### What is expected
Copy each line that holds "JSON".
>> begin
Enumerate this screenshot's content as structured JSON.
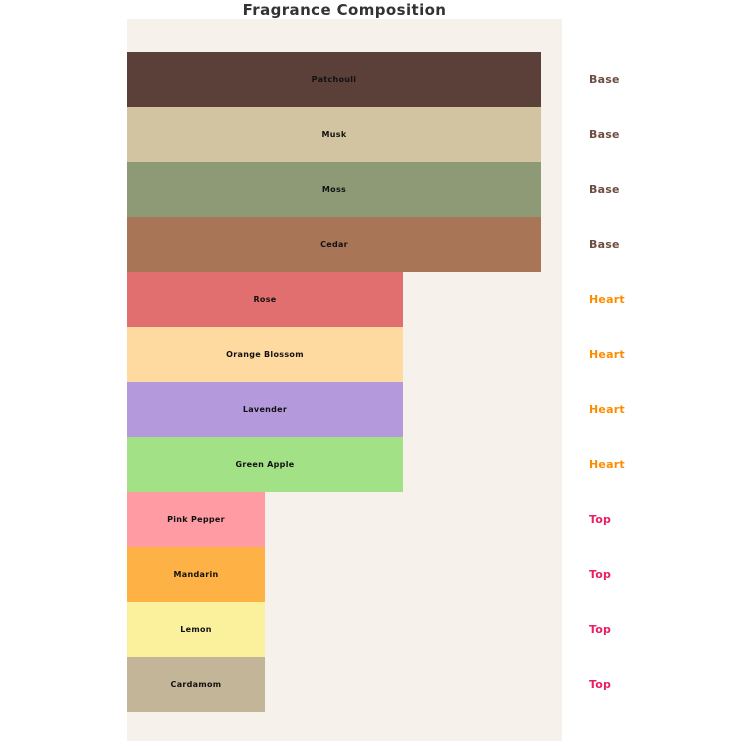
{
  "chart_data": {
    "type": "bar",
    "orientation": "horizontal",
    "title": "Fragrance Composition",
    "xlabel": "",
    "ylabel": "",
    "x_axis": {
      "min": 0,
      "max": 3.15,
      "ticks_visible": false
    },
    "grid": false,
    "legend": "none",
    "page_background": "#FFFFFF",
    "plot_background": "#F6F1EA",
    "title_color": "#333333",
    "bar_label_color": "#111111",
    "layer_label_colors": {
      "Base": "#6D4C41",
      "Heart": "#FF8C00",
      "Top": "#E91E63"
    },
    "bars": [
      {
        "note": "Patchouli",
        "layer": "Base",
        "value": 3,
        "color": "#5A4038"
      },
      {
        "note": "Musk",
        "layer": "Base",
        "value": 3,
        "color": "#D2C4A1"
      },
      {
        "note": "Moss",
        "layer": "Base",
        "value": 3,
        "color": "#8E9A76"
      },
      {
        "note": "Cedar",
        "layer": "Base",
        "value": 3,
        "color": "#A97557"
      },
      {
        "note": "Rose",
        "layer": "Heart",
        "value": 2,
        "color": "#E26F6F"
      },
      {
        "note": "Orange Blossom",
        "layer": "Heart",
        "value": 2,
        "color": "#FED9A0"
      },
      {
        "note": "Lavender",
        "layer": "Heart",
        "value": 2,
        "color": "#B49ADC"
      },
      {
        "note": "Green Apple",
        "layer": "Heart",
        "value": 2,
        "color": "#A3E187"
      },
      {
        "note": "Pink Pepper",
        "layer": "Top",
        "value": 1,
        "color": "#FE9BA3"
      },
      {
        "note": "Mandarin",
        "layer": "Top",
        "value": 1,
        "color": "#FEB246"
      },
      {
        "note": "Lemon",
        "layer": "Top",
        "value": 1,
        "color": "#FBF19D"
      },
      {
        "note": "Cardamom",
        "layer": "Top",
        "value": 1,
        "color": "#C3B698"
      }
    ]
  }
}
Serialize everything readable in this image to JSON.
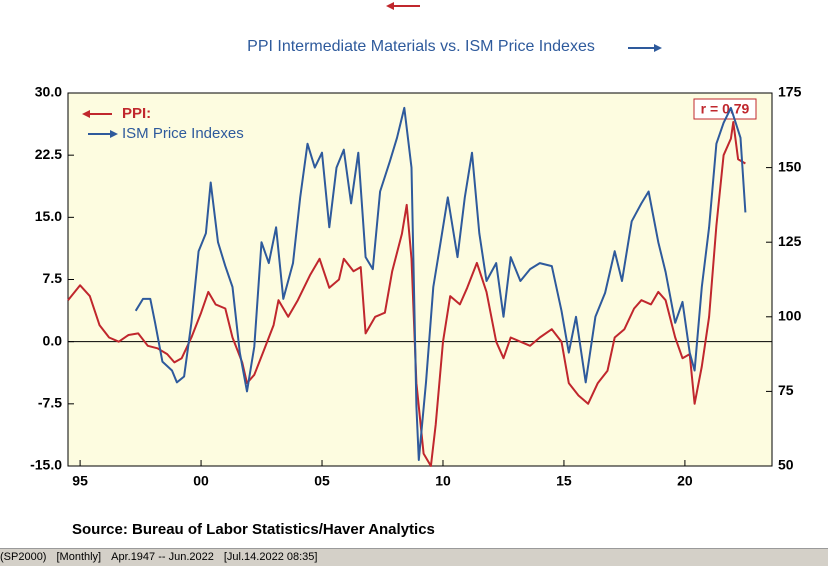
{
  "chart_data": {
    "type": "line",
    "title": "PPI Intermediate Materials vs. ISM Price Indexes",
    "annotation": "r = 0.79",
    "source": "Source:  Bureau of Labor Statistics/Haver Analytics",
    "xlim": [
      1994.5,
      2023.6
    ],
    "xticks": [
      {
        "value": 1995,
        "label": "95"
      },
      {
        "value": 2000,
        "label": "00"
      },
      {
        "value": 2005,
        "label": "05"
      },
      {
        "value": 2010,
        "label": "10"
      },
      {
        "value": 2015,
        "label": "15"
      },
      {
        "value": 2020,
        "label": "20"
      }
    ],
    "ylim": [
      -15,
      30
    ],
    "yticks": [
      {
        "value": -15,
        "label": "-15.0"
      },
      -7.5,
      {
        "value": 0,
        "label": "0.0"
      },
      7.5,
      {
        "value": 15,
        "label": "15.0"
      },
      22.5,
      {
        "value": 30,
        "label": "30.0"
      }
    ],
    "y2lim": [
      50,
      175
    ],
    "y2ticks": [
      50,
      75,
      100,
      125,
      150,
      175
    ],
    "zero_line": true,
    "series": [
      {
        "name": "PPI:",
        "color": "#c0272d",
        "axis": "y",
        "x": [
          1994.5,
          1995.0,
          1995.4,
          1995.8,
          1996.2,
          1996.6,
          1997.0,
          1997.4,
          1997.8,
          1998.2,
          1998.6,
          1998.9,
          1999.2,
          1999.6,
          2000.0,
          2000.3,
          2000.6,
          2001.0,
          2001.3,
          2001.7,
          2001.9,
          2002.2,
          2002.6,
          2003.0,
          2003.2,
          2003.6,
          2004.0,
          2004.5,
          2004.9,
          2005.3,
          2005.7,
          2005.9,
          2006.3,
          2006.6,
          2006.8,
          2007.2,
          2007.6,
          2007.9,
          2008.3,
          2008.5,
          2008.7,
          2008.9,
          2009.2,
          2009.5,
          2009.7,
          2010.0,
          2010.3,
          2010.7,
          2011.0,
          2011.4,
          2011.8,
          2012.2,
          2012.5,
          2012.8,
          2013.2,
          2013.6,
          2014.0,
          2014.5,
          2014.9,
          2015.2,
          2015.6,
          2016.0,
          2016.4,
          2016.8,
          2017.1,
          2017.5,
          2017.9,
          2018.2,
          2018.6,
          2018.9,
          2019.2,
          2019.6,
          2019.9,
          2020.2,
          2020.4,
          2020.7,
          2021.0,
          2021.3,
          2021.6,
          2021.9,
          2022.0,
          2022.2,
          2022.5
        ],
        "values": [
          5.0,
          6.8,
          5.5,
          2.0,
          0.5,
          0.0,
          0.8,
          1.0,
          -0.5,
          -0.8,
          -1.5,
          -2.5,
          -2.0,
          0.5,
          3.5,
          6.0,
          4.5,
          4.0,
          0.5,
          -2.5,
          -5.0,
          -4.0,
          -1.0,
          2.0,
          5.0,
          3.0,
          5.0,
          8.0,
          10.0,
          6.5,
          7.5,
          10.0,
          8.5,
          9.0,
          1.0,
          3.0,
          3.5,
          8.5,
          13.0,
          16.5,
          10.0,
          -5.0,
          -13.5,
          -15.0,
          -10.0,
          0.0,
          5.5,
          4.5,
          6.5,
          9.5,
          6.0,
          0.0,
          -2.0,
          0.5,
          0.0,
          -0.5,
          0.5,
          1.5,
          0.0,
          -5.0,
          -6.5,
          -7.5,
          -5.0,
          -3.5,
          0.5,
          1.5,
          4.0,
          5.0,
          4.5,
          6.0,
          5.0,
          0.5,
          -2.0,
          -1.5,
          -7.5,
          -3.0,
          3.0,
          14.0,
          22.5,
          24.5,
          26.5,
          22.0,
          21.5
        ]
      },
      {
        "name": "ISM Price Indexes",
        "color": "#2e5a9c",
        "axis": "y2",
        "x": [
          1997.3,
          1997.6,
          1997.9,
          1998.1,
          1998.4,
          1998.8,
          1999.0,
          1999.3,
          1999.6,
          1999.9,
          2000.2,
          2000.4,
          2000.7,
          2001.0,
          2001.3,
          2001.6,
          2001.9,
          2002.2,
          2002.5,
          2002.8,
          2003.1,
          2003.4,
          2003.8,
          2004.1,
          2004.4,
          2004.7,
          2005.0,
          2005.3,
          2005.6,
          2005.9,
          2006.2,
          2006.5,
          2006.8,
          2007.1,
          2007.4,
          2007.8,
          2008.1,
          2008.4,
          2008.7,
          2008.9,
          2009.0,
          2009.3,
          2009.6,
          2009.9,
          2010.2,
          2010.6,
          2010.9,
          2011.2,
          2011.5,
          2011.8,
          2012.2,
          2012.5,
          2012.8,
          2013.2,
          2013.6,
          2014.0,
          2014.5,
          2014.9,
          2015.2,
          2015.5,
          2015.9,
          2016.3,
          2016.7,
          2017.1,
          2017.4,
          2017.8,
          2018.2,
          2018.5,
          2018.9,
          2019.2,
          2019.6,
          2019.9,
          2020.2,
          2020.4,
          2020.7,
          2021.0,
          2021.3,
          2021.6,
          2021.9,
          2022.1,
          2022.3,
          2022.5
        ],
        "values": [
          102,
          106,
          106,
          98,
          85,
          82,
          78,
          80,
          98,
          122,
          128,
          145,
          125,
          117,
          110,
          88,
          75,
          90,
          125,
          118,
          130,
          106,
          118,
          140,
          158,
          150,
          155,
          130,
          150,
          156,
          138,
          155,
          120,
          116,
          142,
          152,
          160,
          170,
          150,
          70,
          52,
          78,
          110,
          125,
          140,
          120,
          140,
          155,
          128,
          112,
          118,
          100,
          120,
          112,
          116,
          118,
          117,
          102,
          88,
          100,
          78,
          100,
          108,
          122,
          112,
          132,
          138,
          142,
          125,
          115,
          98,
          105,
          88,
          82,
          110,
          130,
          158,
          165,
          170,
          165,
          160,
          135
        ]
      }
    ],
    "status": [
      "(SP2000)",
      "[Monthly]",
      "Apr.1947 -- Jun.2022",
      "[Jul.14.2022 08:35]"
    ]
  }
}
>> end
### Answer to the exercise
Enumerate this screenshot's content as structured JSON.
Serialize everything readable in this image to JSON.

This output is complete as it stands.